*Goal of the exercise*:
Check each line of the data below for the word "Permissible", then extract the ones that have it.

*Data listing*:

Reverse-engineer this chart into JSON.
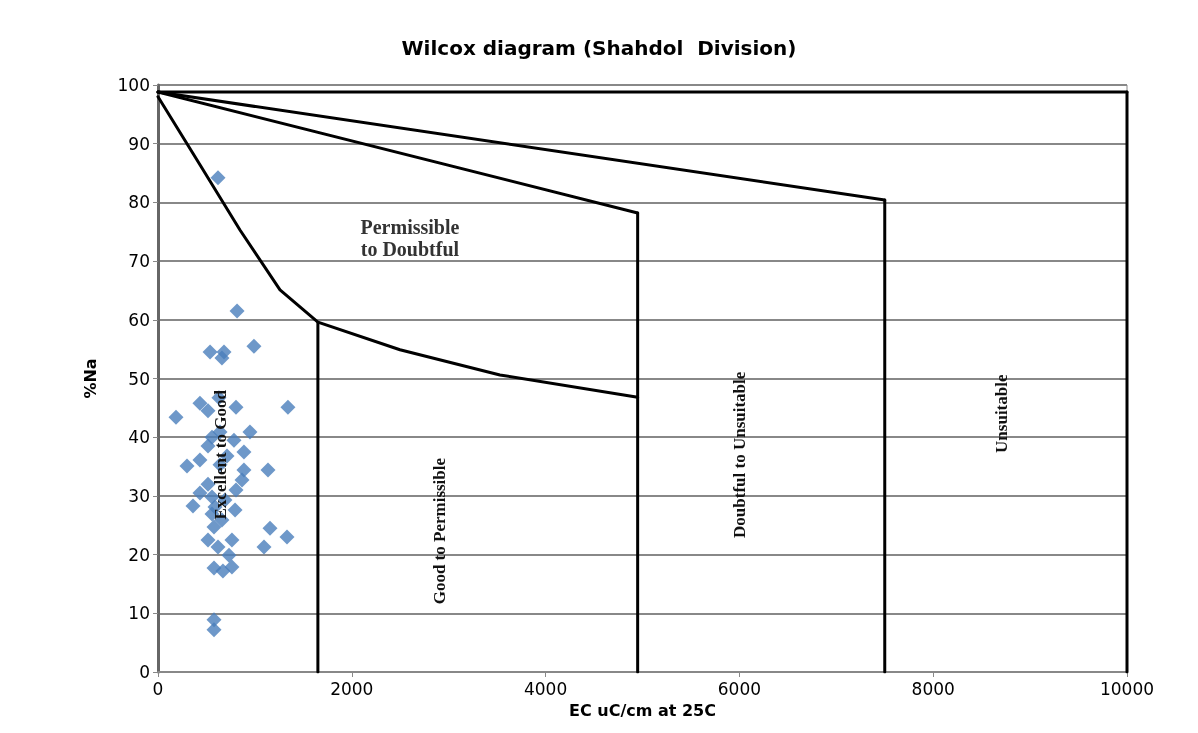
{
  "chart_data": {
    "type": "scatter",
    "title": "Wilcox diagram (Shahdol  Division)",
    "xlabel": "EC uC/cm at 25C",
    "ylabel": "%Na",
    "xlim": [
      0,
      10000
    ],
    "xticks": [
      0,
      2000,
      4000,
      6000,
      8000,
      10000
    ],
    "ylim": [
      0,
      100
    ],
    "yticks": [
      0,
      10,
      20,
      30,
      40,
      50,
      60,
      70,
      80,
      90,
      100
    ],
    "grid": "y",
    "series": [
      {
        "color": "#4a7ebb",
        "marker": "diamond",
        "x": [
          619,
          816,
          990,
          537,
          681,
          660,
          629,
          433,
          1341,
          516,
          805,
          186,
          949,
          640,
          557,
          784,
          516,
          887,
          712,
          433,
          299,
          640,
          887,
          1135,
          867,
          516,
          805,
          433,
          557,
          691,
          361,
          588,
          795,
          557,
          660,
          1156,
          578,
          763,
          1331,
          516,
          1094,
          619,
          733,
          578,
          763,
          670,
          578,
          578
        ],
        "values": [
          84.2,
          61.5,
          55.5,
          54.5,
          54.5,
          53.5,
          46.7,
          45.8,
          45.1,
          44.5,
          45.1,
          43.4,
          40.9,
          40.9,
          40.0,
          39.5,
          38.5,
          37.5,
          36.8,
          36.1,
          35.1,
          35.3,
          34.4,
          34.4,
          32.7,
          32.0,
          31.0,
          30.5,
          29.8,
          29.3,
          28.3,
          28.1,
          27.6,
          26.9,
          25.9,
          24.5,
          24.7,
          22.5,
          23.0,
          22.5,
          21.3,
          21.3,
          19.9,
          17.7,
          17.9,
          17.2,
          8.9,
          7.2
        ]
      },
      {
        "type": "line",
        "color": "#000000",
        "marker": "none",
        "line_style": "solid",
        "x": [
          0,
          10000
        ],
        "values": [
          98.8,
          98.8
        ]
      },
      {
        "type": "line",
        "color": "#000000",
        "marker": "none",
        "line_style": "solid",
        "x": [
          0,
          7500
        ],
        "values": [
          98.8,
          80.4
        ]
      },
      {
        "type": "line",
        "color": "#000000",
        "marker": "none",
        "line_style": "solid",
        "x": [
          0,
          4950
        ],
        "values": [
          98.8,
          78.2
        ]
      },
      {
        "type": "line",
        "color": "#000000",
        "marker": "none",
        "line_style": "solid",
        "x": [
          0,
          433,
          846,
          1259,
          1650,
          2497,
          3529,
          4950
        ],
        "values": [
          98,
          86.4,
          75.3,
          65.1,
          59.6,
          54.9,
          50.6,
          46.8
        ]
      },
      {
        "type": "line",
        "color": "#000000",
        "marker": "none",
        "line_style": "solid",
        "x": [
          1650,
          1650
        ],
        "values": [
          59.6,
          0
        ]
      },
      {
        "type": "line",
        "color": "#000000",
        "marker": "none",
        "line_style": "solid",
        "x": [
          4950,
          4950
        ],
        "values": [
          78.2,
          0
        ]
      },
      {
        "type": "line",
        "color": "#000000",
        "marker": "none",
        "line_style": "solid",
        "x": [
          7500,
          7500
        ],
        "values": [
          80.4,
          0
        ]
      },
      {
        "type": "line",
        "color": "#000000",
        "marker": "none",
        "line_style": "solid",
        "x": [
          10000,
          10000
        ],
        "values": [
          98.8,
          0
        ]
      }
    ],
    "annotations": [
      "Permissible\nto Doubtful",
      "Excellent to Good",
      "Good to Permissible",
      "Doubtful to Unsuitable",
      "Unsuitable"
    ]
  }
}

*Task result*:
      "Permissible\nto Doubtful",
      "Good to Permissible",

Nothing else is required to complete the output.